#### [Ihre Aufgabe]
Geben Sie die Aufzeichnungen vom Anfang bis einschließlich der Zeile mit „recipe-title[interactable]: Crunchy Hash“ Zeichen für Zeichen wieder.

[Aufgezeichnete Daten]
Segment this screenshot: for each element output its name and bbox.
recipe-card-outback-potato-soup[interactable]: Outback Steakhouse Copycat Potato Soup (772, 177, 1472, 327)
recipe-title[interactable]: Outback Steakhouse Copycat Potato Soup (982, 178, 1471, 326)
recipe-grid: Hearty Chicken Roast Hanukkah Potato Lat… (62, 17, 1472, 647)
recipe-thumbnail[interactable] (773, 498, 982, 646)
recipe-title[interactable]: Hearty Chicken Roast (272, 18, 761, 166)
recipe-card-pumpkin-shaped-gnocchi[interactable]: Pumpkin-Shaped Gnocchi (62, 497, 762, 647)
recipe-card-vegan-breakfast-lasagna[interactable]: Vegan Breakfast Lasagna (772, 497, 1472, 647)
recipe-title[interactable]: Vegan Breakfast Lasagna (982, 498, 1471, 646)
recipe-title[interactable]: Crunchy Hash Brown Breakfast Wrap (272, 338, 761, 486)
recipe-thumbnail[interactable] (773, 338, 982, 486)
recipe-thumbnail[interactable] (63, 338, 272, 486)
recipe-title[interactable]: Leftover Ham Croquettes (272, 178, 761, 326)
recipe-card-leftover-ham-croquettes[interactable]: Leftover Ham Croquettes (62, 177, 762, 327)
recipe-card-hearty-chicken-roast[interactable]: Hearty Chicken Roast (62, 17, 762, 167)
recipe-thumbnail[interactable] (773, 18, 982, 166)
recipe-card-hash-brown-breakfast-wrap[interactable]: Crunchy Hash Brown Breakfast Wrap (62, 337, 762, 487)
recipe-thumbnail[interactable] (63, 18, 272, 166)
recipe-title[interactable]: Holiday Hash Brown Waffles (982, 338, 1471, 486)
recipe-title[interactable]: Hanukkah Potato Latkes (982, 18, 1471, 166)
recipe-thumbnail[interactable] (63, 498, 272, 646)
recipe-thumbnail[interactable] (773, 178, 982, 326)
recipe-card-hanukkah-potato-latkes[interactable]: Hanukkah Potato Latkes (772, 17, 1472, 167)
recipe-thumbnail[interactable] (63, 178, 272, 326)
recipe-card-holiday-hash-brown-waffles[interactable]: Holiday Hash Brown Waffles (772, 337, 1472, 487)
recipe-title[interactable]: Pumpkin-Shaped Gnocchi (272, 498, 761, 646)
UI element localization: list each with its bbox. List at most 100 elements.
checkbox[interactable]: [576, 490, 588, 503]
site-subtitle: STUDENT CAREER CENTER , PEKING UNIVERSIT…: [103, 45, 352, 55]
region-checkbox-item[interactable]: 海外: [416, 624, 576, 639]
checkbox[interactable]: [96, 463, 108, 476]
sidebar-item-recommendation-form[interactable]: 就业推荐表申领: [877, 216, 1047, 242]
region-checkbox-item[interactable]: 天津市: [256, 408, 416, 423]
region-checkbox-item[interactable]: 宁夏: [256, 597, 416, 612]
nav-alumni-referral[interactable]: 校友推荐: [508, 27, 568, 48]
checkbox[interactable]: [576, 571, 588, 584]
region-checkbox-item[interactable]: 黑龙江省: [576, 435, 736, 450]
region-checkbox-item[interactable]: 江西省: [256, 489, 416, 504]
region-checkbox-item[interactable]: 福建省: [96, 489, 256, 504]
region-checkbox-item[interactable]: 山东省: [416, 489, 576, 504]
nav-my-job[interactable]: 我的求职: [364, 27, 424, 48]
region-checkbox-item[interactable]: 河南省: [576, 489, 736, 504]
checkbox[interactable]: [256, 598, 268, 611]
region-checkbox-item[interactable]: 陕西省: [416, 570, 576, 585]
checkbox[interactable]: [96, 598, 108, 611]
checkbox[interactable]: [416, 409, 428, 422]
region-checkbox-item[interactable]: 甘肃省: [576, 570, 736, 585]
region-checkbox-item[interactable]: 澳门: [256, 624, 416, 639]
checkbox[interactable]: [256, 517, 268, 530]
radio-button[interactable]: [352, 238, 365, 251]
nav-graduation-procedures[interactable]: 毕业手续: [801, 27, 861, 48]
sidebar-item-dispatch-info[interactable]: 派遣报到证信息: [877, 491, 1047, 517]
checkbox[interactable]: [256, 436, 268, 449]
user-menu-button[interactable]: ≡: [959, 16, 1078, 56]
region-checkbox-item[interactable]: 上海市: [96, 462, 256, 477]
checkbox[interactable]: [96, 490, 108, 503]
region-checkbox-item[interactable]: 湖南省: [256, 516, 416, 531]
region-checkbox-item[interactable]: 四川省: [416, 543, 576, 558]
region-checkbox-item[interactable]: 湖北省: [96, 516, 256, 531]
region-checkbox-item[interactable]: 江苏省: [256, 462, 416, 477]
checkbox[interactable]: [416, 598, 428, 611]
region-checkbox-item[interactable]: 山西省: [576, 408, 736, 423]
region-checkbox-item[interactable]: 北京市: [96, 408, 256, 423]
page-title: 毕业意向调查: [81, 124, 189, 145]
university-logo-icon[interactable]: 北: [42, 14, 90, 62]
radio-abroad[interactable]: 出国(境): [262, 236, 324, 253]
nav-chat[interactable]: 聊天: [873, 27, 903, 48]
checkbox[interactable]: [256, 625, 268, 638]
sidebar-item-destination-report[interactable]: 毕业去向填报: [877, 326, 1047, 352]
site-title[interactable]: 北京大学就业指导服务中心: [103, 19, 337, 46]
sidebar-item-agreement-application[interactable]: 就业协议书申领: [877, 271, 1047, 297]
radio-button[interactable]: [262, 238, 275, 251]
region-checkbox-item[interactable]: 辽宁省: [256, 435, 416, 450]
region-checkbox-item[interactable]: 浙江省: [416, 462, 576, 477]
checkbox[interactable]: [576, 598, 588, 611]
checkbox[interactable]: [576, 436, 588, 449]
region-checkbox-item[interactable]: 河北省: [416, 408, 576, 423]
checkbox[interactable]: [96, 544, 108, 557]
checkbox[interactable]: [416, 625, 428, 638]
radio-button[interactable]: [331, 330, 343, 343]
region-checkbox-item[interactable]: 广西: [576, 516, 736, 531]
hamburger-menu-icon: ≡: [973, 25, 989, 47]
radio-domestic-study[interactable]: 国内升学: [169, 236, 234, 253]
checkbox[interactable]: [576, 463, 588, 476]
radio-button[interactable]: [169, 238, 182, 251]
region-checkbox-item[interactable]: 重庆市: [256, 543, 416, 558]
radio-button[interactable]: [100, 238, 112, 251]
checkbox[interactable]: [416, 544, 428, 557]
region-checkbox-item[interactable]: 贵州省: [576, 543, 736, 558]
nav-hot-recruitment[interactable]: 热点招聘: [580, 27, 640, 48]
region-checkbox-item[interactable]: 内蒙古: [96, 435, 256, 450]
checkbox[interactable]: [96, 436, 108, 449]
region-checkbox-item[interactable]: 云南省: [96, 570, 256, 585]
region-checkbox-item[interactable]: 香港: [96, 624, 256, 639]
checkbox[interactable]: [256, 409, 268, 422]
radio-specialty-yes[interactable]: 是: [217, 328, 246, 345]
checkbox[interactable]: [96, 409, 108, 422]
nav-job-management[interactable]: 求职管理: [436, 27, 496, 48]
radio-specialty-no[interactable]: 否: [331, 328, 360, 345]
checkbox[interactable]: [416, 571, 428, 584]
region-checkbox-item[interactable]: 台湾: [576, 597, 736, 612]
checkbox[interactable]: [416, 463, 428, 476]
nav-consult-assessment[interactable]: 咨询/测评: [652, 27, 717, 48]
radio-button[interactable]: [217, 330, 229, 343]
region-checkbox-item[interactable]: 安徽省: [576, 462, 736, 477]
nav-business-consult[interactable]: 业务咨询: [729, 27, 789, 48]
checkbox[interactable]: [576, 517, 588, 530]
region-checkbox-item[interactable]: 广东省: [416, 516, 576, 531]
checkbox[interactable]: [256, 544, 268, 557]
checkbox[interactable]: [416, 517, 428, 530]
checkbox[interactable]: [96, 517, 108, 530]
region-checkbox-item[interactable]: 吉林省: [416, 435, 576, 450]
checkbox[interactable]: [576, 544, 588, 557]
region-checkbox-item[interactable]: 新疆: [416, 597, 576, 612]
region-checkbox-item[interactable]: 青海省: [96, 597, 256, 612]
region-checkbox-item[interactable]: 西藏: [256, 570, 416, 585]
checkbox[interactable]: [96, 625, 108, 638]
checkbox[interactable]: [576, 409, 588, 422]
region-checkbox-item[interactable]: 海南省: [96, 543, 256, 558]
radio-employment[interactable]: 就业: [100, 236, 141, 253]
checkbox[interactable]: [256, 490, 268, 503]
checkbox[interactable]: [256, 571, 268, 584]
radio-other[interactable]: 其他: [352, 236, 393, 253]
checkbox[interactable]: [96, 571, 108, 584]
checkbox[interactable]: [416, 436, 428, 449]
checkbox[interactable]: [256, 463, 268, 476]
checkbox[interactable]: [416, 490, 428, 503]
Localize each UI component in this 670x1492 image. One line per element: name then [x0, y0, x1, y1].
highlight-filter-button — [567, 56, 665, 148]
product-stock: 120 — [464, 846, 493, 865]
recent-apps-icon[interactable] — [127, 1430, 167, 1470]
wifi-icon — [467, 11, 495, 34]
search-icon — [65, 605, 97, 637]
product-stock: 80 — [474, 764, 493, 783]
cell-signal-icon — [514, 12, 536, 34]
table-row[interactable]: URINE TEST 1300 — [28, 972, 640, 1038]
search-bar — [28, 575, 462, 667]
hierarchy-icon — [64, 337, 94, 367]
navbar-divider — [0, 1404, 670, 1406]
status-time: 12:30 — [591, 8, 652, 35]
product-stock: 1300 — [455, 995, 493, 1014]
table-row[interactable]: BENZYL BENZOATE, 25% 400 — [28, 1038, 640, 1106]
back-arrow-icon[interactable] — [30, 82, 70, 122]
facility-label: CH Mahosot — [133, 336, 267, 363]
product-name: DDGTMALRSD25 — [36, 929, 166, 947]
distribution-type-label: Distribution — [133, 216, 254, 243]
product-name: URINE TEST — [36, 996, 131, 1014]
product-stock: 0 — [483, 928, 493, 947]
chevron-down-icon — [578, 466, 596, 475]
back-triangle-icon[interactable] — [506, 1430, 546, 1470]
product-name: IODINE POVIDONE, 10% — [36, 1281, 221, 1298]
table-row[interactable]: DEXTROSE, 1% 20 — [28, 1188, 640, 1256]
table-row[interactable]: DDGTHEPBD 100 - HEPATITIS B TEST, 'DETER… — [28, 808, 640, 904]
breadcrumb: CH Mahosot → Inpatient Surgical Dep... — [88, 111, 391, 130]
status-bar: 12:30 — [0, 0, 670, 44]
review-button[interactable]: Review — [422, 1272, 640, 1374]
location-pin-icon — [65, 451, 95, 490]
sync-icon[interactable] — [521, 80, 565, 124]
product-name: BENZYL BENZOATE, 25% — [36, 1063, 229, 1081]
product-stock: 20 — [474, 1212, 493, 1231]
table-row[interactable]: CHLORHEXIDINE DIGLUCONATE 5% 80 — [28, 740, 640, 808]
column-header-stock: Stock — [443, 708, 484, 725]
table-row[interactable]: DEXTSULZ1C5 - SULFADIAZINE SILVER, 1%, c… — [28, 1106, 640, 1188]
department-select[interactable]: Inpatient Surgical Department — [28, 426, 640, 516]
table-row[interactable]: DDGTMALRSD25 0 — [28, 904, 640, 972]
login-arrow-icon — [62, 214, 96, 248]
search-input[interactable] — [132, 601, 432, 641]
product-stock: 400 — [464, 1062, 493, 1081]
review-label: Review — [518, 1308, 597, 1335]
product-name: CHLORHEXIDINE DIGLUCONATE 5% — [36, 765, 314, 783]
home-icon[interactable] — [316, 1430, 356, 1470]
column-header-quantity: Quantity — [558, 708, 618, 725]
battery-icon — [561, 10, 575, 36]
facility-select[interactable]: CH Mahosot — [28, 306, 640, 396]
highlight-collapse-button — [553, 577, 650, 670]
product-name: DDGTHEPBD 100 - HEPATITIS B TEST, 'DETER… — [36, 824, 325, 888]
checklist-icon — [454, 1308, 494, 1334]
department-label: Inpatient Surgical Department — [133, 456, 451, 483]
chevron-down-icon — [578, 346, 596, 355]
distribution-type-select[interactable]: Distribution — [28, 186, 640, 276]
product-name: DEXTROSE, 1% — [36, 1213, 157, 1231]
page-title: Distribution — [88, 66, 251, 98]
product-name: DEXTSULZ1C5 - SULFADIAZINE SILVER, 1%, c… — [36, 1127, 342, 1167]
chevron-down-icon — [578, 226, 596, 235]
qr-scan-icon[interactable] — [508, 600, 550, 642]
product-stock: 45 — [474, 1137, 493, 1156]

#### [Die Lösung]
Segment this screenshot: for each element output its name and bbox.
recipe-card-outback-potato-soup[interactable]: Outback Steakhouse Copycat Potato Soup (772, 177, 1472, 327)
recipe-title[interactable]: Outback Steakhouse Copycat Potato Soup (982, 178, 1471, 326)
recipe-grid: Hearty Chicken Roast Hanukkah Potato Lat… (62, 17, 1472, 647)
recipe-thumbnail[interactable] (773, 498, 982, 646)
recipe-title[interactable]: Hearty Chicken Roast (272, 18, 761, 166)
recipe-card-pumpkin-shaped-gnocchi[interactable]: Pumpkin-Shaped Gnocchi (62, 497, 762, 647)
recipe-card-vegan-breakfast-lasagna[interactable]: Vegan Breakfast Lasagna (772, 497, 1472, 647)
recipe-title[interactable]: Vegan Breakfast Lasagna (982, 498, 1471, 646)
recipe-title[interactable]: Crunchy Hash Brown Breakfast Wrap (272, 338, 761, 486)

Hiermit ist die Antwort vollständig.